All lines in the data bearing the string "tolerância" should be identified and copied.

Stored entries
####
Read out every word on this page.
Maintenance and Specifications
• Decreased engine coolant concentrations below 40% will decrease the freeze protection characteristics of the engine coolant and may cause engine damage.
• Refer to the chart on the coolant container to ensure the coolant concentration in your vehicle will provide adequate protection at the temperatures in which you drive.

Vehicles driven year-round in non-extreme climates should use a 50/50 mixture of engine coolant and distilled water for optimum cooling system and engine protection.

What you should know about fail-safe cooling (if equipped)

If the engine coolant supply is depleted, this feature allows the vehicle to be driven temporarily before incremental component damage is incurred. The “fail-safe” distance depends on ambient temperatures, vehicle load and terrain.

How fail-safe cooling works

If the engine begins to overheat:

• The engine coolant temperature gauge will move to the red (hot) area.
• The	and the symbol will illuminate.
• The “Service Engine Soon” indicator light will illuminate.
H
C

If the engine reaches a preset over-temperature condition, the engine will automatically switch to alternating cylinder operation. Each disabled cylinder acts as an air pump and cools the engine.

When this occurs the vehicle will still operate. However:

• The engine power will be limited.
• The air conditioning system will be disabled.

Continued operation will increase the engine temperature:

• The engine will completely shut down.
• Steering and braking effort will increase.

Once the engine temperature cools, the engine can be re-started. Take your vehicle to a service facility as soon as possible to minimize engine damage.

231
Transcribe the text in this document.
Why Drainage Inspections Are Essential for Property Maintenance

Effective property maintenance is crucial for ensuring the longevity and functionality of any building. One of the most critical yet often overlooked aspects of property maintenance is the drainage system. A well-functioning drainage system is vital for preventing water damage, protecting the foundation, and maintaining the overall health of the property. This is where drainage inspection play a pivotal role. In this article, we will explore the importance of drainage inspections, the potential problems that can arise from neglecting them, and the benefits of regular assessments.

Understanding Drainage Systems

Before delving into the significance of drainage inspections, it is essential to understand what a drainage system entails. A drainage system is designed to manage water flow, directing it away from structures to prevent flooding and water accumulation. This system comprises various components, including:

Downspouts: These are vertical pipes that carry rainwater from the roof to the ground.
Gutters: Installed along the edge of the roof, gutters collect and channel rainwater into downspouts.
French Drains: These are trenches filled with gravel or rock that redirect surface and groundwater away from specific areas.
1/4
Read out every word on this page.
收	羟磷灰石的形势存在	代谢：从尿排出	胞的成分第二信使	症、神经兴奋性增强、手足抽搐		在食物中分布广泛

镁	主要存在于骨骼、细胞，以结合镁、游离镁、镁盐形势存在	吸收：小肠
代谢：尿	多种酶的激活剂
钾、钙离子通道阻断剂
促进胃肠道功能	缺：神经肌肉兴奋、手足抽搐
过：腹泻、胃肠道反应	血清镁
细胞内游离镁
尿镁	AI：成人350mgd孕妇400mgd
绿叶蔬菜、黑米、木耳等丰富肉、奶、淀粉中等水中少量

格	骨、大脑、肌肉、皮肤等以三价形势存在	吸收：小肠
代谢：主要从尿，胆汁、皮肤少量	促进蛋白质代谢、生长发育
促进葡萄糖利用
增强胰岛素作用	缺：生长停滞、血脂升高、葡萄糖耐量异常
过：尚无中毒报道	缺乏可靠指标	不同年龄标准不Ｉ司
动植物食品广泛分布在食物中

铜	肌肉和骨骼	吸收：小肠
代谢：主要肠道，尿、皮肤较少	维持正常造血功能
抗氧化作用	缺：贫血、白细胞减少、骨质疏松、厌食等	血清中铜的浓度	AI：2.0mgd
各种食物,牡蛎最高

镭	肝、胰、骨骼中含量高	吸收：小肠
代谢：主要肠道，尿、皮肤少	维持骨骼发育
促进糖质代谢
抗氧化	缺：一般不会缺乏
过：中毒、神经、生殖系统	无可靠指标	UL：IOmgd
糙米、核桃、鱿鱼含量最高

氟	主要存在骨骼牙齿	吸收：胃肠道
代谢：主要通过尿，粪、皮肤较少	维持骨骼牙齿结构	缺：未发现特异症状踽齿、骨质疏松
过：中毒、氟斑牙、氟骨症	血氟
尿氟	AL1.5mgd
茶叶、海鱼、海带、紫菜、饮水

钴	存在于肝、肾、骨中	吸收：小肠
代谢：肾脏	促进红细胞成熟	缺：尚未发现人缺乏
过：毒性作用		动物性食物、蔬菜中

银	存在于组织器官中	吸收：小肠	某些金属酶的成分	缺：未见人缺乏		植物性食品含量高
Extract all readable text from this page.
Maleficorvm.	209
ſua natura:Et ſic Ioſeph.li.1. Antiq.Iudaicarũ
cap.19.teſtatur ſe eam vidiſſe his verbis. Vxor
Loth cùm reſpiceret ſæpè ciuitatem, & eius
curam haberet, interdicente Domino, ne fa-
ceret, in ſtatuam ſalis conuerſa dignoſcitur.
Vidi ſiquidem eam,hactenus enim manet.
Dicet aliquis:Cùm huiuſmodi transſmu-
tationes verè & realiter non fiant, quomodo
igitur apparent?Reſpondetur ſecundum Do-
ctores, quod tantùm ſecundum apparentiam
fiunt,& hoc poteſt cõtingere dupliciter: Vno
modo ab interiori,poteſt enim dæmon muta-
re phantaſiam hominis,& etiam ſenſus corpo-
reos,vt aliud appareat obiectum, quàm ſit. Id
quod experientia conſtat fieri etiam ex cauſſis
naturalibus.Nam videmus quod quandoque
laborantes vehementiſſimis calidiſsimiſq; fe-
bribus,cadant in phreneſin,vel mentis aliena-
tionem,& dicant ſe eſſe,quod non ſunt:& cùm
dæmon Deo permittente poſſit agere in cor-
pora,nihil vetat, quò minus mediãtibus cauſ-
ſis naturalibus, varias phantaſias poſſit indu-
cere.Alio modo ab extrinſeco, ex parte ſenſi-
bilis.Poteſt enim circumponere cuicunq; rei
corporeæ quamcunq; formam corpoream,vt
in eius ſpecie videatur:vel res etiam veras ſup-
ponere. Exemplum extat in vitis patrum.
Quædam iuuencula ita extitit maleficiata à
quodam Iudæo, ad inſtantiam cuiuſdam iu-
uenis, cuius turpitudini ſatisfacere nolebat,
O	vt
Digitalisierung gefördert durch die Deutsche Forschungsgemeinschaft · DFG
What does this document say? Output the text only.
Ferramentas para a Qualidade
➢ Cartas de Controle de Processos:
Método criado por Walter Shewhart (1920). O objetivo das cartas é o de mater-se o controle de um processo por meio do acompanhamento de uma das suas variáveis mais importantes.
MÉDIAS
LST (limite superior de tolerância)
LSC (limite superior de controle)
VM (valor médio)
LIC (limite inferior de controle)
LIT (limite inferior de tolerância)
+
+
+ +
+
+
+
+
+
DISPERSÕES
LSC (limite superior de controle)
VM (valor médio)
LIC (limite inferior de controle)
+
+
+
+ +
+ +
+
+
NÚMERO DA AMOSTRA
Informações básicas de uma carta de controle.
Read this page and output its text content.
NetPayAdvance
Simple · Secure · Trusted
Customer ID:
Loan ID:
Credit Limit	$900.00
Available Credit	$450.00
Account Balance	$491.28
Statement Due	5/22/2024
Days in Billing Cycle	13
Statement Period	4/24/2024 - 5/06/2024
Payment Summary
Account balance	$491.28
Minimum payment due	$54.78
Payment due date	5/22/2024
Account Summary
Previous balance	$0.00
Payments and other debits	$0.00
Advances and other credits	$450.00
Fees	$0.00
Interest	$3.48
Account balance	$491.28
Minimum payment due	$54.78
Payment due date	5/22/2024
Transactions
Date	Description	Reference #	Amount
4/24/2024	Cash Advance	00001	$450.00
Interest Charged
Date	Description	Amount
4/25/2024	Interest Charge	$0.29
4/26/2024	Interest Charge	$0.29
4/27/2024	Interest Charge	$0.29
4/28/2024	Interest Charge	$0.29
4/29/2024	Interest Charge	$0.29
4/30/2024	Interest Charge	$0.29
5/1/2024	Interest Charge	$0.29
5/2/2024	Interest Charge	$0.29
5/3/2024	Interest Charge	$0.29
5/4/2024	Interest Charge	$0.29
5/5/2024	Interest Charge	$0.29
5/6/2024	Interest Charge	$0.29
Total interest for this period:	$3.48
####
Solution to this exercise
LST (limite superior de tolerância)
LIT (limite inferior de tolerância)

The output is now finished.